[Start RECORDED DATA]

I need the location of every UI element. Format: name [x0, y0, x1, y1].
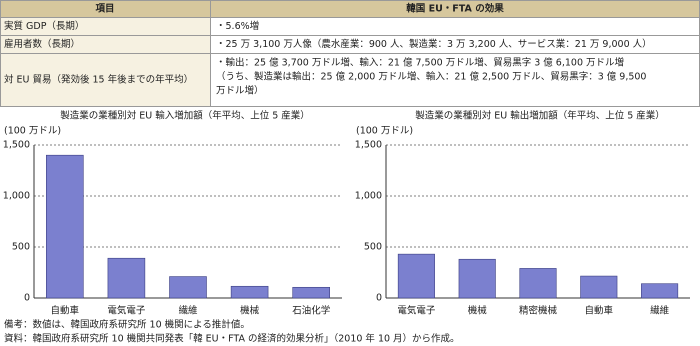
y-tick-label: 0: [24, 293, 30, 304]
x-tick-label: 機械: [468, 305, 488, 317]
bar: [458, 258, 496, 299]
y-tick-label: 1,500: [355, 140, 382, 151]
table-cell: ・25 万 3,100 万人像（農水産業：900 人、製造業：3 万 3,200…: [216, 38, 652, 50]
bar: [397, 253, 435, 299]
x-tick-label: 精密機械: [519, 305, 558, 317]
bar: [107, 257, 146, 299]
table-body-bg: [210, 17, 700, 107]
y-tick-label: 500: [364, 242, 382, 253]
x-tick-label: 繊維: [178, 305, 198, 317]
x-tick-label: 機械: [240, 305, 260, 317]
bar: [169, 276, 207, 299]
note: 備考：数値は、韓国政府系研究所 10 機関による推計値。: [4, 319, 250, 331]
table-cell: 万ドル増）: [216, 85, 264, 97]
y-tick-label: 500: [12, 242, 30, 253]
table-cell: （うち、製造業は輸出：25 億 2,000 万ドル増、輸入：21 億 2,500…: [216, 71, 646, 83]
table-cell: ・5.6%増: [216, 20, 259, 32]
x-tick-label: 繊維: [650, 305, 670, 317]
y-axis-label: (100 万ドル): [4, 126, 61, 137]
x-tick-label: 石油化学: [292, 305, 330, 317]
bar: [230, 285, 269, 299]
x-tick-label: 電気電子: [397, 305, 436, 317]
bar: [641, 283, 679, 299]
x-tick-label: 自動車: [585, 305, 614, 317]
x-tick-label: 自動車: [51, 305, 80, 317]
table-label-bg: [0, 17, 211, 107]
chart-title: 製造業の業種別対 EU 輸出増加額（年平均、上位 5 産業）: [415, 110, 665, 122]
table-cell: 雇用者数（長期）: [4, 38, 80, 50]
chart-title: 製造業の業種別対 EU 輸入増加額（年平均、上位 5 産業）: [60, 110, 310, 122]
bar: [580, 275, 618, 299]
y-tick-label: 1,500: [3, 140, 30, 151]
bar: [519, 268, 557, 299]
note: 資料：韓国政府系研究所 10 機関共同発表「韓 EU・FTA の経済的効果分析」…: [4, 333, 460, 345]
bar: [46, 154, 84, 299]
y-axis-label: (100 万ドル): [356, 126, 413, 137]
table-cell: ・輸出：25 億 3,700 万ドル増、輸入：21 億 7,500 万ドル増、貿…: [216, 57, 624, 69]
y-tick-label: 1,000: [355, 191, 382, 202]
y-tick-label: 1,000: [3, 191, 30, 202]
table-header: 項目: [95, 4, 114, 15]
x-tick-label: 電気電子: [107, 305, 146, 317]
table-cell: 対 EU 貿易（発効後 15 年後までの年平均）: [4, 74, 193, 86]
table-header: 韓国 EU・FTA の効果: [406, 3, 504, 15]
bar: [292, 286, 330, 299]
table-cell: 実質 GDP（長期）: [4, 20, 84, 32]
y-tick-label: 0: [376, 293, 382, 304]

[End RECORDED DATA]
[Start RECORDED DATA]

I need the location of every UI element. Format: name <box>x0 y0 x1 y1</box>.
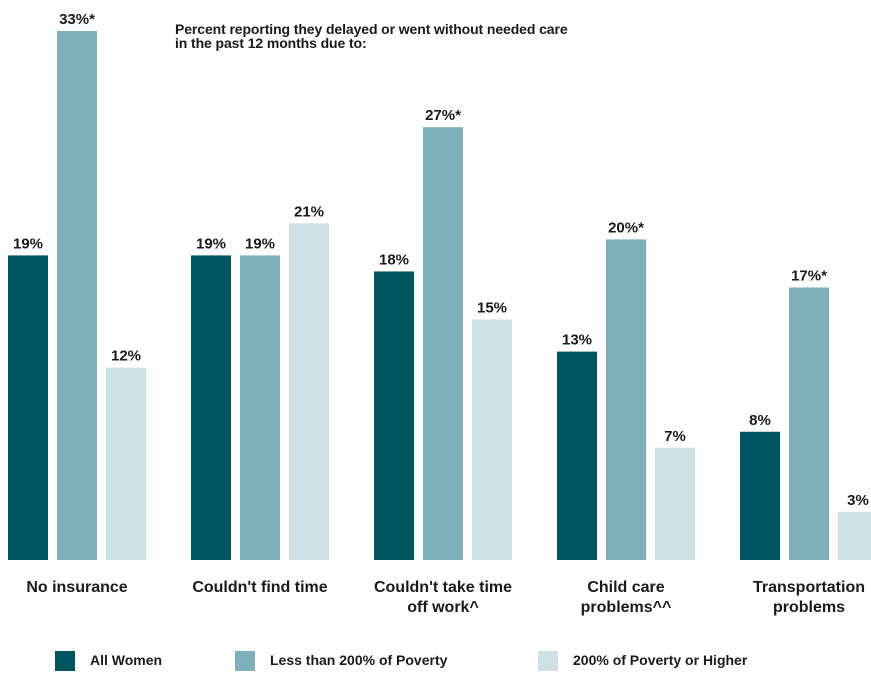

[End RECORDED DATA]

■ **EXERCISE REQUIREMENTS**: Please format the rows as a Markdown table with the columns "No." and "Row text", starting with the line containing "y0, x1, y1]." and going on through the line containing "table-cell: ・25 万". Leave out blank lines and pictures.

■ **EXERCISE RESULT**:
| No. | Row text |
|---|---|
| 1 | I need the location of every UI element. Format: name [x0, y0, x1, y1]. |
| 2 | y-tick-label: 0: [24, 293, 30, 304] |
| 3 | x-tick-label: 機械: [468, 305, 488, 317] |
| 4 | bar: [458, 258, 496, 299] |
| 5 | y-tick-label: 1,500: [355, 140, 382, 151] |
| 6 | table-cell: ・25 万 3,100 万人像（農水産業：900 人、製造業：3 万 3,200…: [216, 38, 652, 50] |